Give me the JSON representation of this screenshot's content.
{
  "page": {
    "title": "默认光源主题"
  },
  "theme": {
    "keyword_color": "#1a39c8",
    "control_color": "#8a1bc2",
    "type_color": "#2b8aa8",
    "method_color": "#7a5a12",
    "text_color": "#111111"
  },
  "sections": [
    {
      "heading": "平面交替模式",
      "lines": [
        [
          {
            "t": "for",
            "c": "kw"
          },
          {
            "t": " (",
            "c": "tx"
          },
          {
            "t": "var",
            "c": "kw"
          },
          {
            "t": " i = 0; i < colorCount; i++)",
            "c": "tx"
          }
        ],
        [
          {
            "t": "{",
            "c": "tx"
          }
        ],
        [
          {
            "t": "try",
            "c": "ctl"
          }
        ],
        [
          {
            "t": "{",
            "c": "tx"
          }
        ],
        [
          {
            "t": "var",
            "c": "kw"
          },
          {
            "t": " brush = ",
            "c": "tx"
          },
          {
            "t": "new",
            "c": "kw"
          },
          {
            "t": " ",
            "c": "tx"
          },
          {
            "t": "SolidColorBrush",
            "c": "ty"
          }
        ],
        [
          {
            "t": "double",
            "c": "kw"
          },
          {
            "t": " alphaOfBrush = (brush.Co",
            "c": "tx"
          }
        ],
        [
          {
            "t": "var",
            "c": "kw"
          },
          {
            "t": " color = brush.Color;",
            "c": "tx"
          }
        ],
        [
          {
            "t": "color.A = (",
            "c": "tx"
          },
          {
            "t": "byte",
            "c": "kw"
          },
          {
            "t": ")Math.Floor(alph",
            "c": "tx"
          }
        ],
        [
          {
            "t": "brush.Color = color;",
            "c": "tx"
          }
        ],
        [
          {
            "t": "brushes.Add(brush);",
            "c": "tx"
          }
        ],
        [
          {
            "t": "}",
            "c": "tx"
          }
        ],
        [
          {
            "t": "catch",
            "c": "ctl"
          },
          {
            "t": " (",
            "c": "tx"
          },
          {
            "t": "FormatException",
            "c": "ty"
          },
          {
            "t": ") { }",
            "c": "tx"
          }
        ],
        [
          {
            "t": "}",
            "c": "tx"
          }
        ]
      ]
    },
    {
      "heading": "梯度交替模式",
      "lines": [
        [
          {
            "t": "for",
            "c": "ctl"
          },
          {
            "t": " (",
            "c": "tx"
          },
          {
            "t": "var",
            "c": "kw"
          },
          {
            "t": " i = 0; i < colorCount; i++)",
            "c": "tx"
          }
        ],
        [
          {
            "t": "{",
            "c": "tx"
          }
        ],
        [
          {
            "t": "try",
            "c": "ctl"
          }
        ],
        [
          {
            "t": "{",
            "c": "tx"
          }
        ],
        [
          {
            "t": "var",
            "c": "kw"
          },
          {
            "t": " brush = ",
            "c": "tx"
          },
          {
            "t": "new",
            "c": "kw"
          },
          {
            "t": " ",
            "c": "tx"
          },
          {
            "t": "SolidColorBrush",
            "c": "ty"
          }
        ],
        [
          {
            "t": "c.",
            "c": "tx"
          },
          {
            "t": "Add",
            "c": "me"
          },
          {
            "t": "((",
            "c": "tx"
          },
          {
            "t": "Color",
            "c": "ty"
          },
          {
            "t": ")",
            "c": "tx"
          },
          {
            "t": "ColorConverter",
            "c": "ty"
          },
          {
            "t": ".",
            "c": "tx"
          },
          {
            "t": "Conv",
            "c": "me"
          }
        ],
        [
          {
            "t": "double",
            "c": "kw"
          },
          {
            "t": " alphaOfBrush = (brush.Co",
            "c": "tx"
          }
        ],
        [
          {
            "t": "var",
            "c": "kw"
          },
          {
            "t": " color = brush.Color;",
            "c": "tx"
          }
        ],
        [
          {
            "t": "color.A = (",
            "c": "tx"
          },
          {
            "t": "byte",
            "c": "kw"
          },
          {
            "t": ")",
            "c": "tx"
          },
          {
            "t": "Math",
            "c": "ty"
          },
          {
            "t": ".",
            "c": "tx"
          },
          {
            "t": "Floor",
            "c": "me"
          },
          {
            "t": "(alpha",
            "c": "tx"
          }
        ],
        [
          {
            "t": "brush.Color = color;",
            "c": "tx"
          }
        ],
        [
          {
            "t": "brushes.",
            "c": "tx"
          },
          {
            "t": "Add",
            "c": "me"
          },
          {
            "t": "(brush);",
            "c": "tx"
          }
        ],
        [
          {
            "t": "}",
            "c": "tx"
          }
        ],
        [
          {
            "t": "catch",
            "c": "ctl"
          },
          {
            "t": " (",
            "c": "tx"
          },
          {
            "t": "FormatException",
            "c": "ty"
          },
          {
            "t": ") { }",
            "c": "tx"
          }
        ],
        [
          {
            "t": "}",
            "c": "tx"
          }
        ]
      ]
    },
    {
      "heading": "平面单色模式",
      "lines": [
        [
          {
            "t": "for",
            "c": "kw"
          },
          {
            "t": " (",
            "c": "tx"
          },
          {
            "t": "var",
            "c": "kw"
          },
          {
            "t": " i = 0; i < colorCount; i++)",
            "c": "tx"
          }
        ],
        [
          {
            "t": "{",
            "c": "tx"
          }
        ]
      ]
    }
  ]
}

--------------------------------

● Directions
Write out the data exactly as it stands.

● Correct response
Give me the JSON representation of this screenshot's content.
{
  "page": {
    "title": "默认光源主题"
  },
  "theme": {
    "keyword_color": "#1a39c8",
    "control_color": "#8a1bc2",
    "type_color": "#2b8aa8",
    "method_color": "#7a5a12",
    "text_color": "#111111"
  },
  "sections": [
    {
      "heading": "平面交替模式",
      "lines": [
        [
          {
            "t": "for",
            "c": "kw"
          },
          {
            "t": " (",
            "c": "tx"
          },
          {
            "t": "var",
            "c": "kw"
          },
          {
            "t": " i = 0; i < colorCount; i++)",
            "c": "tx"
          }
        ],
        [
          {
            "t": "{",
            "c": "tx"
          }
        ],
        [
          {
            "t": "try",
            "c": "ctl"
          }
        ],
        [
          {
            "t": "{",
            "c": "tx"
          }
        ],
        [
          {
            "t": "var",
            "c": "kw"
          },
          {
            "t": " brush = ",
            "c": "tx"
          },
          {
            "t": "new",
            "c": "kw"
          },
          {
            "t": " ",
            "c": "tx"
          },
          {
            "t": "SolidColorBrush",
            "c": "ty"
          }
        ],
        [
          {
            "t": "double",
            "c": "kw"
          },
          {
            "t": " alphaOfBrush = (brush.Co",
            "c": "tx"
          }
        ],
        [
          {
            "t": "var",
            "c": "kw"
          },
          {
            "t": " color = brush.Color;",
            "c": "tx"
          }
        ],
        [
          {
            "t": "color.A = (",
            "c": "tx"
          },
          {
            "t": "byte",
            "c": "kw"
          },
          {
            "t": ")Math.Floor(alph",
            "c": "tx"
          }
        ],
        [
          {
            "t": "brush.Color = color;",
            "c": "tx"
          }
        ],
        [
          {
            "t": "brushes.Add(brush);",
            "c": "tx"
          }
        ],
        [
          {
            "t": "}",
            "c": "tx"
          }
        ],
        [
          {
            "t": "catch",
            "c": "ctl"
          },
          {
            "t": " (",
            "c": "tx"
          },
          {
            "t": "FormatException",
            "c": "ty"
          },
          {
            "t": ") { }",
            "c": "tx"
          }
        ],
        [
          {
            "t": "}",
            "c": "tx"
          }
        ]
      ]
    },
    {
      "heading": "梯度交替模式",
      "lines": [
        [
          {
            "t": "for",
            "c": "ctl"
          },
          {
            "t": " (",
            "c": "tx"
          },
          {
            "t": "var",
            "c": "kw"
          },
          {
            "t": " i = 0; i < colorCount; i++)",
            "c": "tx"
          }
        ],
        [
          {
            "t": "{",
            "c": "tx"
          }
        ],
        [
          {
            "t": "try",
            "c": "ctl"
          }
        ],
        [
          {
            "t": "{",
            "c": "tx"
          }
        ],
        [
          {
            "t": "var",
            "c": "kw"
          },
          {
            "t": " brush = ",
            "c": "tx"
          },
          {
            "t": "new",
            "c": "kw"
          },
          {
            "t": " ",
            "c": "tx"
          },
          {
            "t": "SolidColorBrush",
            "c": "ty"
          }
        ],
        [
          {
            "t": "c.",
            "c": "tx"
          },
          {
            "t": "Add",
            "c": "me"
          },
          {
            "t": "((",
            "c": "tx"
          },
          {
            "t": "Color",
            "c": "ty"
          },
          {
            "t": ")",
            "c": "tx"
          },
          {
            "t": "ColorConverter",
            "c": "ty"
          },
          {
            "t": ".",
            "c": "tx"
          },
          {
            "t": "Conv",
            "c": "me"
          }
        ],
        [
          {
            "t": "double",
            "c": "kw"
          },
          {
            "t": " alphaOfBrush = (brush.Co",
            "c": "tx"
          }
        ],
        [
          {
            "t": "var",
            "c": "kw"
          },
          {
            "t": " color = brush.Color;",
            "c": "tx"
          }
        ],
        [
          {
            "t": "color.A = (",
            "c": "tx"
          },
          {
            "t": "byte",
            "c": "kw"
          },
          {
            "t": ")",
            "c": "tx"
          },
          {
            "t": "Math",
            "c": "ty"
          },
          {
            "t": ".",
            "c": "tx"
          },
          {
            "t": "Floor",
            "c": "me"
          },
          {
            "t": "(alpha",
            "c": "tx"
          }
        ],
        [
          {
            "t": "brush.Color = color;",
            "c": "tx"
          }
        ],
        [
          {
            "t": "brushes.",
            "c": "tx"
          },
          {
            "t": "Add",
            "c": "me"
          },
          {
            "t": "(brush);",
            "c": "tx"
          }
        ],
        [
          {
            "t": "}",
            "c": "tx"
          }
        ],
        [
          {
            "t": "catch",
            "c": "ctl"
          },
          {
            "t": " (",
            "c": "tx"
          },
          {
            "t": "FormatException",
            "c": "ty"
          },
          {
            "t": ") { }",
            "c": "tx"
          }
        ],
        [
          {
            "t": "}",
            "c": "tx"
          }
        ]
      ]
    },
    {
      "heading": "平面单色模式",
      "lines": [
        [
          {
            "t": "for",
            "c": "kw"
          },
          {
            "t": " (",
            "c": "tx"
          },
          {
            "t": "var",
            "c": "kw"
          },
          {
            "t": " i = 0; i < colorCount; i++)",
            "c": "tx"
          }
        ],
        [
          {
            "t": "{",
            "c": "tx"
          }
        ]
      ]
    }
  ]
}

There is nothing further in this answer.